STATED TASK:
Leave out the pictures and repeat the rest of the material exactly.

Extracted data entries
################

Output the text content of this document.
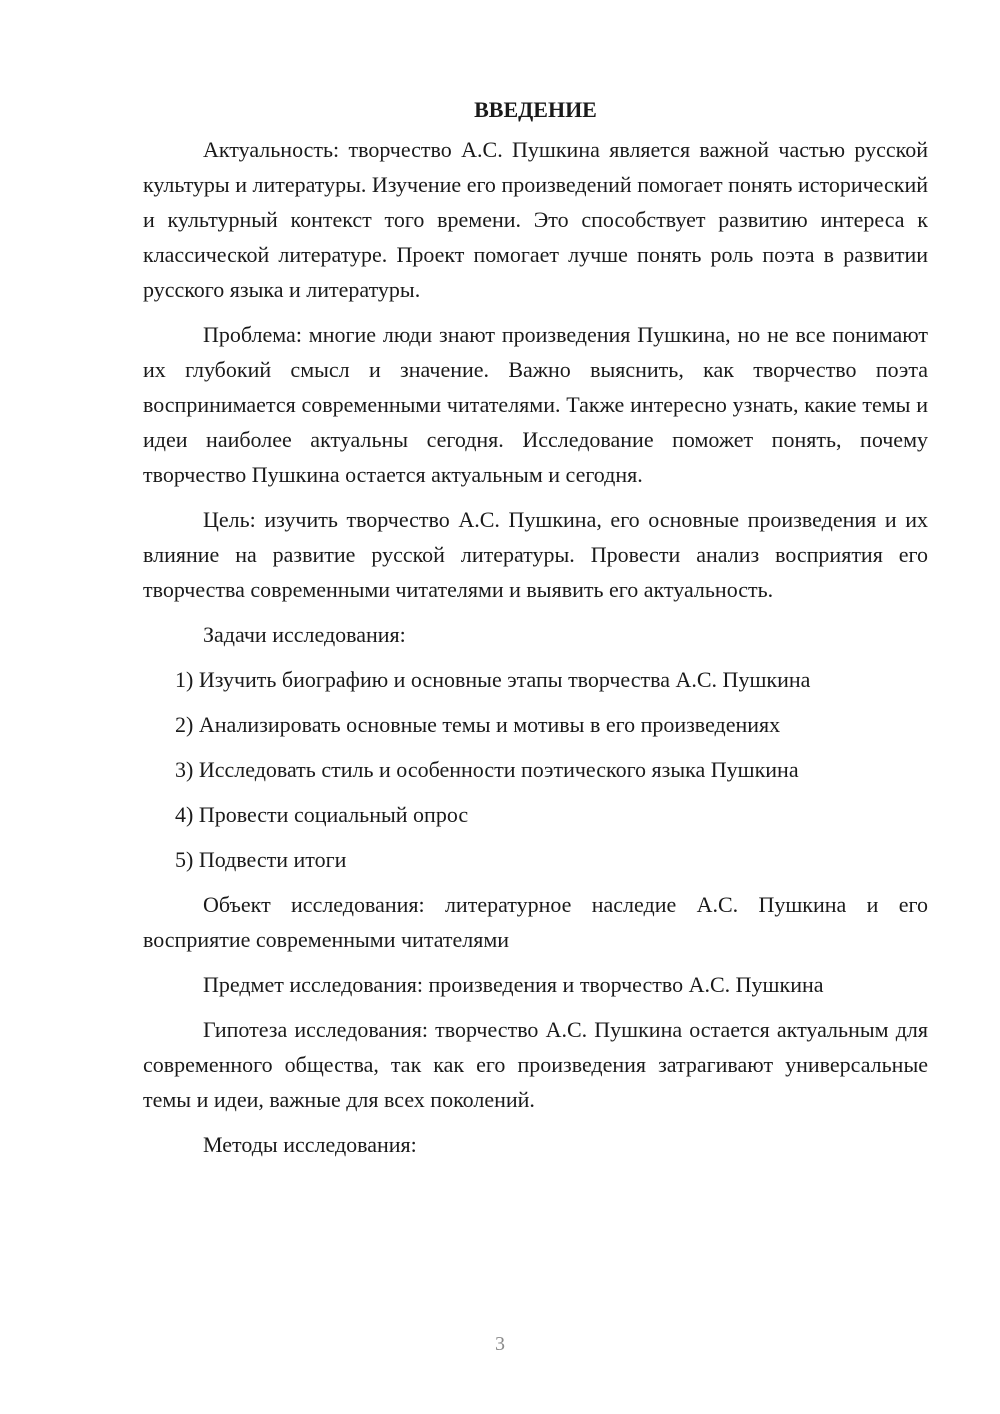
ВВЕДЕНИЕ

Актуальность: творчество А.С. Пушкина является важной частью русской культуры и литературы. Изучение его произведений помогает понять исторический и культурный контекст того времени. Это способствует развитию интереса к классической литературе. Проект помогает лучше понять роль поэта в развитии русского языка и литературы.

Проблема: многие люди знают произведения Пушкина, но не все понимают их глубокий смысл и значение. Важно выяснить, как творчество поэта воспринимается современными читателями. Также интересно узнать, какие темы и идеи наиболее актуальны сегодня. Исследование поможет понять, почему творчество Пушкина остается актуальным и сегодня.

Цель: изучить творчество А.С. Пушкина, его основные произведения и их влияние на развитие русской литературы. Провести анализ восприятия его творчества современными читателями и выявить его актуальность.

Задачи исследования:

1) Изучить биографию и основные этапы творчества А.С. Пушкина
2) Анализировать основные темы и мотивы в его произведениях
3) Исследовать стиль и особенности поэтического языка Пушкина
4) Провести социальный опрос
5) Подвести итоги

Объект исследования: литературное наследие А.С. Пушкина и его восприятие современными читателями

Предмет исследования: произведения и творчество А.С. Пушкина

Гипотеза исследования: творчество А.С. Пушкина остается актуальным для современного общества, так как его произведения затрагивают универсальные темы и идеи, важные для всех поколений.

Методы исследования:

3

################

SOLUTION FOR THIS PROBLEM:
Output the text content of this document.
ВВЕДЕНИЕ

Актуальность: творчество А.С. Пушкина является важной частью русской культуры и литературы. Изучение его произведений помогает понять исторический и культурный контекст того времени. Это способствует развитию интереса к классической литературе. Проект помогает лучше понять роль поэта в развитии русского языка и литературы.

Проблема: многие люди знают произведения Пушкина, но не все понимают их глубокий смысл и значение. Важно выяснить, как творчество поэта воспринимается современными читателями. Также интересно узнать, какие темы и идеи наиболее актуальны сегодня. Исследование поможет понять, почему творчество Пушкина остается актуальным и сегодня.

Цель: изучить творчество А.С. Пушкина, его основные произведения и их влияние на развитие русской литературы. Провести анализ восприятия его творчества современными читателями и выявить его актуальность.

Задачи исследования:

1) Изучить биографию и основные этапы творчества А.С. Пушкина
2) Анализировать основные темы и мотивы в его произведениях
3) Исследовать стиль и особенности поэтического языка Пушкина
4) Провести социальный опрос
5) Подвести итоги

Объект исследования: литературное наследие А.С. Пушкина и его восприятие современными читателями

Предмет исследования: произведения и творчество А.С. Пушкина

Гипотеза исследования: творчество А.С. Пушкина остается актуальным для современного общества, так как его произведения затрагивают универсальные темы и идеи, важные для всех поколений.

Методы исследования:

3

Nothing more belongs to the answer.